(Tarefa do exercício): Transcreva do texto sobre maus antecedentes penais o trecho entre "Posted by Chrystiano" e "nem é essa.", inclusive.

(Documento de origem):
----------
Posted by Chrystiano Angelo On sexta-feira, 17 de junho de 2011 0 comentários
Acho que o leitor vai concordar com o seguinte raciocínio: responder a processos criminais não é crime no Brasil. Não pode haver punição por isso. Inclusive seria inconstitucional um tipo com essa descrição, uma vez que feriria o princípio da presunção de inocência. Contudo, considerando os fatores reais de poder, o que faz o juiz que aumenta a pena-base porque o acusado tem os chamados “maus antecedentes”, senão puni-lo por responder a outros processos?
       Assim, não posso entender a prática de boa parte dos atores jurídicos que pedem e aplicam os antecedentes penais do acusado como um elemento capaz de aumentar a pena-base. Responder a outro processo não é crime, até porque depois pode se chegar a um veredicto reconhecendo a inocência. Mas a questão nem é essa.
       Com a Constituição Federal de 1988 o Princípio da Dignidade da Pessoa Humana foi erigido a um dos Fundamentos da nossa República (art. 1º, III).
       Por outro lado, diz o art. 5º, LIV, que “ninguém será privado da liberdade ou de seus bens sem o devido processo legal”.
       O acusado não pode ter sua pena agravada nos autos de um processo tão somente em razão de responder a outro processo. Não pode ser prejudicado (e prejulgado) por não ter havido julgamento numa outra relação processual (e com a possibilidade de absolvição, inclusive).
----------
(Trecho de um conjunto de dados):
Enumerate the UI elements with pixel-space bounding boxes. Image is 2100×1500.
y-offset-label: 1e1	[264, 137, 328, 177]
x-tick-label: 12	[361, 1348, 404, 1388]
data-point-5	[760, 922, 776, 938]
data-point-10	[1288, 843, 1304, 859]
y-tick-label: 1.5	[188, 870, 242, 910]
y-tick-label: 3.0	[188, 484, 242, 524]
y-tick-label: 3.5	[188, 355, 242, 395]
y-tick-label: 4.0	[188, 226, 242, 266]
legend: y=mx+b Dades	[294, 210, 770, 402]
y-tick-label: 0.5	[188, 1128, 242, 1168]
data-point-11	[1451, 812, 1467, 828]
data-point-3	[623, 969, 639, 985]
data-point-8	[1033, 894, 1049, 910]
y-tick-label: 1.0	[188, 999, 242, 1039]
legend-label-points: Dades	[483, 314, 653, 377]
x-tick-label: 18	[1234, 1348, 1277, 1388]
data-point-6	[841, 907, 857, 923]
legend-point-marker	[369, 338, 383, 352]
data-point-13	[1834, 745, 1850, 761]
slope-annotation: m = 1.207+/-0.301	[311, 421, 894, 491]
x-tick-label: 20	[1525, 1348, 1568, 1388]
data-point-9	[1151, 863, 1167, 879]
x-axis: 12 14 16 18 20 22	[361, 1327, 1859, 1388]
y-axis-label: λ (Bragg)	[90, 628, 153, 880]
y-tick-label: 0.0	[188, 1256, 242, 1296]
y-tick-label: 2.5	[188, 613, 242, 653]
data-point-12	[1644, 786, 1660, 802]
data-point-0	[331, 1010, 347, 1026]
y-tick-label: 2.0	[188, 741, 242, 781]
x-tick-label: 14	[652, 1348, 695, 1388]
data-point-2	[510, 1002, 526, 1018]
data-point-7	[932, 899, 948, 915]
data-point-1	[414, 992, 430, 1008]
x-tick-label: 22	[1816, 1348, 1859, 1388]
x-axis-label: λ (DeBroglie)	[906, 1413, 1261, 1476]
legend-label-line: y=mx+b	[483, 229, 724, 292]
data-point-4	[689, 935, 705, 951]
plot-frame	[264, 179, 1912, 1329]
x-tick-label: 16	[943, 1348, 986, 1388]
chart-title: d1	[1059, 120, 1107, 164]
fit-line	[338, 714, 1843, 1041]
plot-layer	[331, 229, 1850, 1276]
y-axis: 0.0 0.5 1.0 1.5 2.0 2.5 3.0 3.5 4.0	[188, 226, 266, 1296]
----------
(Resolução da tarefa):
Posted by Chrystiano Angelo On sexta-feira, 17 de junho de 2011 0 comentários
Acho que o leitor vai concordar com o seguinte raciocínio: responder a processos criminais não é crime no Brasil. Não pode haver punição por isso. Inclusive seria inconstitucional um tipo com essa descrição, uma vez que feriria o princípio da presunção de inocência. Contudo, considerando os fatores reais de poder, o que faz o juiz que aumenta a pena-base porque o acusado tem os chamados “maus antecedentes”, senão puni-lo por responder a outros processos?
       Assim, não posso entender a prática de boa parte dos atores jurídicos que pedem e aplicam os antecedentes penais do acusado como um elemento capaz de aumentar a pena-base. Responder a outro processo não é crime, até porque depois pode se chegar a um veredicto reconhecendo a inocência. Mas a questão nem é essa.